───── ENTRIES PROVIDED ─────

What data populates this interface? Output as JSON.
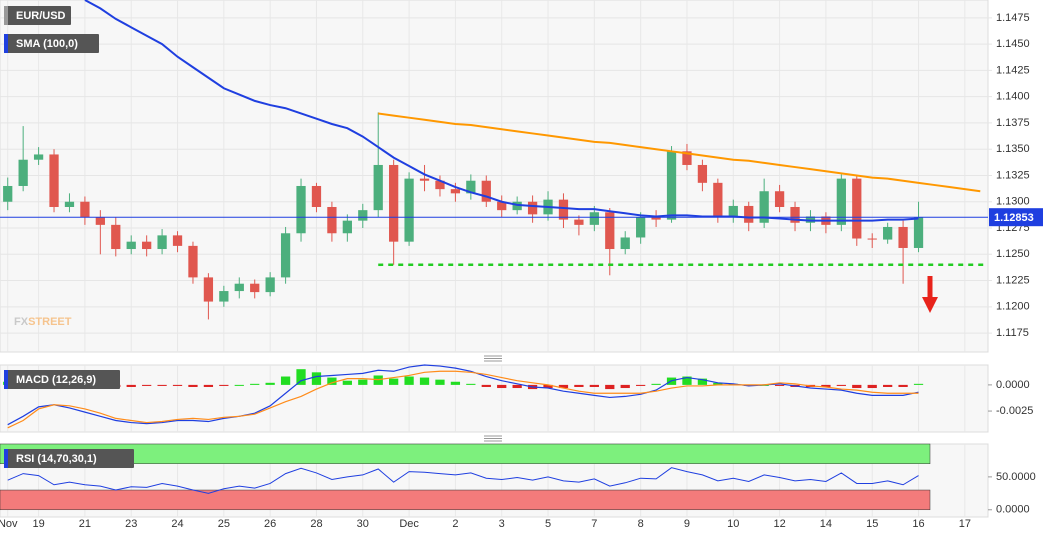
{
  "chart_data": [
    {
      "type": "candlestick",
      "title": "EUR/USD",
      "open": [
        1.13,
        1.1315,
        1.134,
        1.1345,
        1.1295,
        1.13,
        1.1285,
        1.1278,
        1.1255,
        1.1262,
        1.1255,
        1.1268,
        1.1258,
        1.1228,
        1.1205,
        1.1215,
        1.1222,
        1.1214,
        1.1228,
        1.127,
        1.1315,
        1.1295,
        1.127,
        1.1282,
        1.1292,
        1.1335,
        1.1262,
        1.1322,
        1.132,
        1.1312,
        1.1308,
        1.132,
        1.13,
        1.1292,
        1.13,
        1.1288,
        1.1302,
        1.1283,
        1.1278,
        1.129,
        1.1255,
        1.1266,
        1.1285,
        1.1283,
        1.1348,
        1.1335,
        1.1318,
        1.1285,
        1.1296,
        1.128,
        1.131,
        1.1295,
        1.128,
        1.1286,
        1.1278,
        1.1322,
        1.1265,
        1.1264,
        1.1276,
        1.1256,
        null,
        null,
        null,
        null
      ],
      "high": [
        1.1323,
        1.1372,
        1.1352,
        1.135,
        1.1308,
        1.1305,
        1.1292,
        1.1285,
        1.1268,
        1.1268,
        1.1274,
        1.1272,
        1.1262,
        1.1232,
        1.122,
        1.1228,
        1.1226,
        1.1233,
        1.1276,
        1.1322,
        1.1318,
        1.13,
        1.1288,
        1.1298,
        1.1385,
        1.134,
        1.1328,
        1.1335,
        1.1325,
        1.1318,
        1.1326,
        1.1325,
        1.1306,
        1.1305,
        1.1306,
        1.131,
        1.1308,
        1.1287,
        1.1296,
        1.1294,
        1.1272,
        1.129,
        1.1292,
        1.1353,
        1.1355,
        1.134,
        1.1322,
        1.1302,
        1.13,
        1.1322,
        1.1316,
        1.13,
        1.1292,
        1.129,
        1.1326,
        1.1325,
        1.127,
        1.128,
        1.1282,
        1.13,
        null,
        null,
        null,
        null
      ],
      "low": [
        1.1292,
        1.131,
        1.1335,
        1.129,
        1.129,
        1.1278,
        1.125,
        1.1248,
        1.125,
        1.1248,
        1.125,
        1.1252,
        1.1222,
        1.1188,
        1.12,
        1.1208,
        1.1208,
        1.121,
        1.1222,
        1.1262,
        1.129,
        1.1262,
        1.1262,
        1.1275,
        1.1285,
        1.124,
        1.1258,
        1.131,
        1.1305,
        1.13,
        1.1302,
        1.1295,
        1.1285,
        1.1288,
        1.128,
        1.1282,
        1.1275,
        1.1268,
        1.1272,
        1.123,
        1.125,
        1.126,
        1.1276,
        1.128,
        1.133,
        1.131,
        1.128,
        1.128,
        1.1272,
        1.1275,
        1.129,
        1.1272,
        1.1272,
        1.127,
        1.1272,
        1.1258,
        1.1256,
        1.126,
        1.1222,
        1.1252,
        null,
        null,
        null,
        null
      ],
      "close": [
        1.1315,
        1.134,
        1.1345,
        1.1295,
        1.13,
        1.1285,
        1.1278,
        1.1255,
        1.1262,
        1.1255,
        1.1268,
        1.1258,
        1.1228,
        1.1205,
        1.1215,
        1.1222,
        1.1214,
        1.1228,
        1.127,
        1.1315,
        1.1295,
        1.127,
        1.1282,
        1.1292,
        1.1335,
        1.1262,
        1.1322,
        1.132,
        1.1312,
        1.1308,
        1.132,
        1.13,
        1.1292,
        1.13,
        1.1288,
        1.1302,
        1.1283,
        1.1278,
        1.129,
        1.1255,
        1.1266,
        1.1285,
        1.1283,
        1.1348,
        1.1335,
        1.1318,
        1.1285,
        1.1296,
        1.128,
        1.131,
        1.1295,
        1.128,
        1.1286,
        1.1278,
        1.1322,
        1.1265,
        1.1264,
        1.1276,
        1.1256,
        1.12853,
        null,
        null,
        null,
        null
      ],
      "up_color": "#4caf7d",
      "down_color": "#e0574f",
      "series": [
        {
          "name": "SMA (100,0)",
          "color": "#1f3fe0",
          "values": [
            null,
            null,
            null,
            null,
            null,
            1.1492,
            1.1484,
            1.1474,
            1.1466,
            1.1458,
            1.145,
            1.1438,
            1.1428,
            1.1418,
            1.1408,
            1.1402,
            1.1396,
            1.1392,
            1.1389,
            1.1384,
            1.1379,
            1.1374,
            1.137,
            1.1362,
            1.1352,
            1.1342,
            1.1334,
            1.1326,
            1.132,
            1.1314,
            1.1309,
            1.1305,
            1.13,
            1.1297,
            1.1296,
            1.1295,
            1.1294,
            1.1293,
            1.1293,
            1.1291,
            1.1289,
            1.1287,
            1.1286,
            1.1287,
            1.1287,
            1.1286,
            1.1286,
            1.1286,
            1.1285,
            1.1285,
            1.1284,
            1.1283,
            1.1282,
            1.1282,
            1.1282,
            1.1282,
            1.1282,
            1.1283,
            1.1283,
            1.1284,
            null,
            null,
            null,
            null
          ]
        }
      ],
      "trendline": {
        "color": "#ff9800",
        "values": [
          null,
          null,
          null,
          null,
          null,
          null,
          null,
          null,
          null,
          null,
          null,
          null,
          null,
          null,
          null,
          null,
          null,
          null,
          null,
          null,
          null,
          null,
          null,
          null,
          1.1384,
          1.1382,
          1.138,
          1.1378,
          1.1376,
          1.1374,
          1.1373,
          1.1371,
          1.1369,
          1.1367,
          1.1365,
          1.1363,
          1.1361,
          1.1359,
          1.1357,
          1.1356,
          1.1354,
          1.1352,
          1.135,
          1.1348,
          1.1346,
          1.1344,
          1.1342,
          1.134,
          1.1339,
          1.1337,
          1.1335,
          1.1333,
          1.1331,
          1.1329,
          1.1327,
          1.1325,
          1.1323,
          1.1322,
          1.132,
          1.1318,
          1.1316,
          1.1314,
          1.1312,
          1.131
        ]
      },
      "support": {
        "value": 1.124,
        "color": "#22cc22"
      },
      "last_price": {
        "value": 1.12853,
        "color": "#1f3fe0"
      },
      "watermark": [
        "FX",
        "STREET"
      ],
      "ylim": [
        1.1157,
        1.1492
      ],
      "yticks": [
        1.1175,
        {
          "value": 1.12,
          "label": "1.1200"
        },
        1.1225,
        {
          "value": 1.125,
          "label": "1.1250"
        },
        1.1275,
        {
          "value": 1.13,
          "label": "1.1300"
        },
        1.1325,
        {
          "value": 1.135,
          "label": "1.1350"
        },
        1.1375,
        {
          "value": 1.14,
          "label": "1.1400"
        },
        1.1425,
        {
          "value": 1.145,
          "label": "1.1450"
        },
        1.1475
      ],
      "grid": true
    },
    {
      "type": "macd",
      "title": "MACD (12,26,9)",
      "histogram": {
        "up_color": "#22dd22",
        "down_color": "#dd2222",
        "values": [
          0.0003,
          0.0004,
          0.0002,
          0.0,
          -0.0002,
          -0.0003,
          -0.0003,
          -0.0002,
          -0.0002,
          -0.0001,
          -0.0001,
          -0.0001,
          -0.0002,
          -0.0002,
          -0.0001,
          0.0,
          0.0001,
          0.0002,
          0.0008,
          0.0015,
          0.0012,
          0.0007,
          0.0004,
          0.0005,
          0.0009,
          0.0006,
          0.0008,
          0.0007,
          0.0005,
          0.0003,
          0.0001,
          -0.0002,
          -0.0003,
          -0.0003,
          -0.0004,
          -0.0003,
          -0.0003,
          -0.0002,
          -0.0002,
          -0.0004,
          -0.0003,
          -0.0001,
          0.0001,
          0.0007,
          0.0008,
          0.0006,
          0.0002,
          0.0001,
          -0.0001,
          0.0,
          -0.0001,
          -0.0002,
          -0.0002,
          -0.0002,
          -0.0001,
          -0.0003,
          -0.0003,
          -0.0002,
          -0.0002,
          0.0001,
          null,
          null,
          null,
          null
        ]
      },
      "series": [
        {
          "color": "#1f3fe0",
          "values": [
            -0.0038,
            -0.003,
            -0.0021,
            -0.0019,
            -0.0022,
            -0.0026,
            -0.003,
            -0.0034,
            -0.0036,
            -0.0037,
            -0.0036,
            -0.0034,
            -0.0034,
            -0.0035,
            -0.0032,
            -0.003,
            -0.0027,
            -0.002,
            -0.0008,
            0.0004,
            0.0008,
            0.0009,
            0.001,
            0.0011,
            0.0014,
            0.0013,
            0.0017,
            0.0019,
            0.0018,
            0.0016,
            0.0013,
            0.0008,
            0.0004,
            0.0001,
            -0.0002,
            -0.0003,
            -0.0006,
            -0.0008,
            -0.001,
            -0.0012,
            -0.0011,
            -0.0009,
            -0.0005,
            0.0004,
            0.0007,
            0.0005,
            0.0002,
            0.0001,
            -0.0001,
            0.0,
            0.0001,
            -0.0001,
            -0.0003,
            -0.0004,
            -0.0005,
            -0.0008,
            -0.001,
            -0.001,
            -0.001,
            -0.0007,
            null,
            null,
            null,
            null
          ]
        },
        {
          "color": "#ff8c1a",
          "values": [
            -0.0041,
            -0.0034,
            -0.0023,
            -0.0019,
            -0.002,
            -0.0023,
            -0.0027,
            -0.0032,
            -0.0034,
            -0.0036,
            -0.0035,
            -0.0033,
            -0.0032,
            -0.0033,
            -0.0031,
            -0.003,
            -0.0028,
            -0.0022,
            -0.0016,
            -0.0011,
            -0.0004,
            0.0002,
            0.0006,
            0.0006,
            0.0005,
            0.0007,
            0.0009,
            0.0012,
            0.0013,
            0.0013,
            0.0012,
            0.001,
            0.0007,
            0.0004,
            0.0002,
            0.0,
            -0.0003,
            -0.0006,
            -0.0008,
            -0.0008,
            -0.0008,
            -0.0008,
            -0.0006,
            -0.0003,
            -0.0001,
            -0.0001,
            0.0,
            0.0,
            0.0,
            0.0,
            0.0002,
            0.0001,
            -0.0001,
            -0.0002,
            -0.0004,
            -0.0005,
            -0.0007,
            -0.0008,
            -0.0008,
            -0.0008,
            null,
            null,
            null,
            null
          ]
        }
      ],
      "ylim": [
        -0.0045,
        0.0019
      ],
      "yticks": [
        {
          "value": -0.0025,
          "label": "-0.0025"
        },
        {
          "value": 0,
          "label": "0.0000"
        }
      ]
    },
    {
      "type": "line",
      "title": "RSI (14,70,30,1)",
      "categories": [
        "Nov",
        null,
        "19",
        null,
        null,
        "21",
        null,
        null,
        "23",
        null,
        null,
        "24",
        null,
        null,
        "25",
        null,
        null,
        "26",
        null,
        null,
        "28",
        null,
        null,
        "30",
        null,
        null,
        "Dec",
        null,
        null,
        "2",
        null,
        null,
        "3",
        null,
        null,
        "5",
        null,
        null,
        "7",
        null,
        null,
        "8",
        null,
        null,
        "9",
        null,
        null,
        "10",
        null,
        null,
        "12",
        null,
        null,
        "14",
        null,
        null,
        "15",
        null,
        null,
        "16",
        null,
        null,
        "17",
        null
      ],
      "overbought": 70,
      "oversold": 30,
      "overbought_color": "#7df07d",
      "oversold_color": "#f37b7b",
      "series": [
        {
          "color": "#1f3fe0",
          "values": [
            45,
            55,
            52,
            38,
            42,
            38,
            36,
            30,
            35,
            34,
            40,
            36,
            30,
            25,
            32,
            36,
            33,
            40,
            55,
            63,
            56,
            46,
            50,
            53,
            62,
            42,
            58,
            57,
            55,
            53,
            56,
            48,
            46,
            49,
            45,
            50,
            44,
            42,
            47,
            36,
            41,
            48,
            47,
            64,
            58,
            53,
            44,
            48,
            43,
            53,
            49,
            44,
            46,
            43,
            56,
            40,
            40,
            44,
            38,
            52,
            null,
            null,
            null,
            null
          ]
        }
      ],
      "ylim": [
        -11,
        100
      ],
      "yticks": [
        {
          "value": 0,
          "label": "0.0000"
        },
        {
          "value": 50,
          "label": "50.0000"
        }
      ]
    }
  ]
}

─────

§ **SET PROBLEM**:
List every line above containing the word "type".

§ **TASK ANSWER**:
      "type": "candlestick",
      "type": "macd",
      "type": "line",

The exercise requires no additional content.